[EXTRACT]
>> begin
Specifically, the material must be neutral and unbiased in its statement of candidates and must include candidates' positions on a broad range of issues. A voter guide cannot endorse candidates or direct individuals to vote for or against a candidate. Also, the voter guide or scorecard must not contain editorial comments about any political party aimed at inducing voters in a particular way. This includes grading the candidate on his or her stands on the issues of the day.
In undertaking the educational function of publishing or distributing voting records of incumbent members of the U.S. Congress or state legislative bodies, churches and exempt organizations must avoid the appearance of endorsing or opposing candidates based on an agreement or disagreement with voting patterns. IRS Revenue Rulings 78-248 and 80-282 specifically provide these guidelines:
(1) The voting records of all incumbent members of the legislative body who represent the region where the exempt organization works should be included and fairly described;
(2) the voting report should not identify legislators as candidates for re-election;
(3) no comment should be made on an individual's overall qualifications for office;
(4) no statements should be expressly or impliedly made endorsing or rejecting any incumbent as a candidate for public office;
(5) the voting report should not be linked to any election campaign, i.e., by widely distributing the voting report on the eve of an election; and
(6) the voting report should cover a broad range of issues and not target issues that track the organization's known "agenda."
>> end
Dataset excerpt
>> begin
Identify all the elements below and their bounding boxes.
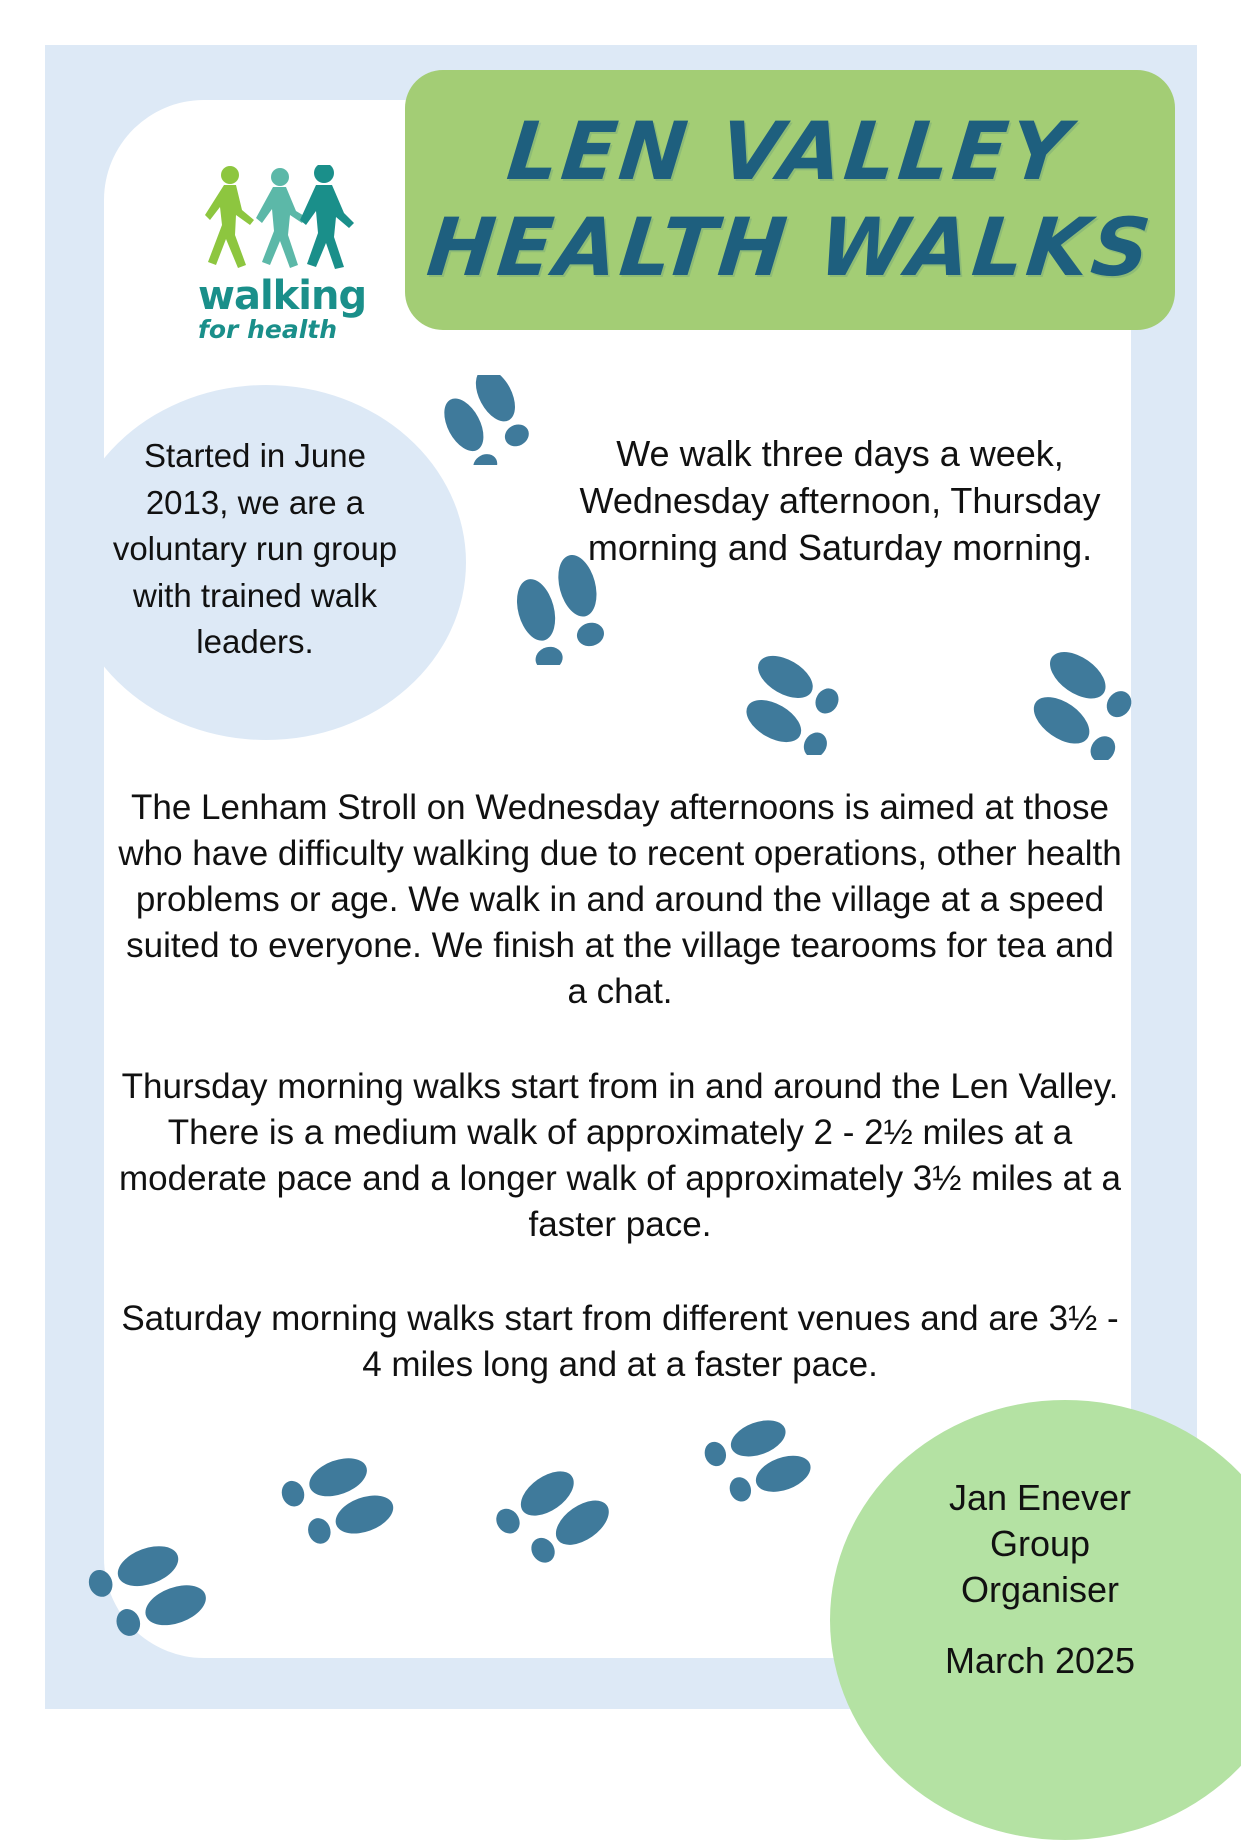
footprint-icon [80, 1530, 220, 1650]
footprint-icon [720, 655, 860, 755]
footprint-icon [490, 1450, 620, 1580]
footprint-icon [1005, 650, 1155, 760]
title-line-1: LEN VALLEY [503, 105, 1077, 198]
intro-text: Started in June 2013, we are a voluntary run group with trained walk leaders. [112, 437, 398, 660]
walking-for-health-logo [190, 165, 380, 350]
title-banner [405, 70, 1175, 330]
title-line-2: HEALTH WALKS [422, 201, 1158, 294]
footprint-icon [270, 1445, 410, 1555]
footprint-icon [500, 555, 620, 665]
organiser-block [900, 1475, 1180, 1613]
organiser-role-line1: Group [989, 1523, 1091, 1564]
organiser-role-line2: Organiser [960, 1569, 1120, 1610]
footprint-icon [425, 375, 545, 465]
walk-days-text: We walk three days a week, Wednesday afternoon, Thursday morning and Saturday morning. [579, 433, 1101, 568]
logo-word: walking [198, 273, 367, 319]
thursday-paragraph: Thursday morning walks start from in and around the Len Valley. There is a medium walk of approximately 2 - 2½ miles at a moderate pace and a longer walk of approximately 3½ miles at a faster pace. [119, 1067, 1121, 1244]
organiser-name: Jan Enever [948, 1477, 1132, 1518]
footprint-icon [700, 1405, 820, 1515]
wednesday-paragraph: The Lenham Stroll on Wednesday afternoons is aimed at those who have difficulty walking due to recent operations, other health problems or age. We walk in and around the village at a speed suited to everyone. We finish at the village tearooms for tea and a chat. [118, 788, 1122, 1011]
walking-figures-logo-icon [202, 165, 362, 270]
saturday-paragraph: Saturday morning walks start from different venues and are 3½ - 4 miles long and at a faster pace. [121, 1299, 1119, 1384]
logo-subtitle: for health [198, 315, 338, 344]
issue-date: March 2025 [944, 1640, 1136, 1681]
>> end
[AIM OF THE EXERCISE]
Extract the full passage on voter guides and voting records, word for word. This listing was taken from a separate source.

[RESPONSE TO THIS EXERCISE]
Specifically, the material must be neutral and unbiased in its statement of candidates and must include candidates' positions on a broad range of issues. A voter guide cannot endorse candidates or direct individuals to vote for or against a candidate. Also, the voter guide or scorecard must not contain editorial comments about any political party aimed at inducing voters in a particular way. This includes grading the candidate on his or her stands on the issues of the day.
In undertaking the educational function of publishing or distributing voting records of incumbent members of the U.S. Congress or state legislative bodies, churches and exempt organizations must avoid the appearance of endorsing or opposing candidates based on an agreement or disagreement with voting patterns. IRS Revenue Rulings 78-248 and 80-282 specifically provide these guidelines:
(1) The voting records of all incumbent members of the legislative body who represent the region where the exempt organization works should be included and fairly described;
(2) the voting report should not identify legislators as candidates for re-election;
(3) no comment should be made on an individual's overall qualifications for office;
(4) no statements should be expressly or impliedly made endorsing or rejecting any incumbent as a candidate for public office;
(5) the voting report should not be linked to any election campaign, i.e., by widely distributing the voting report on the eve of an election; and
(6) the voting report should cover a broad range of issues and not target issues that track the organization's known "agenda."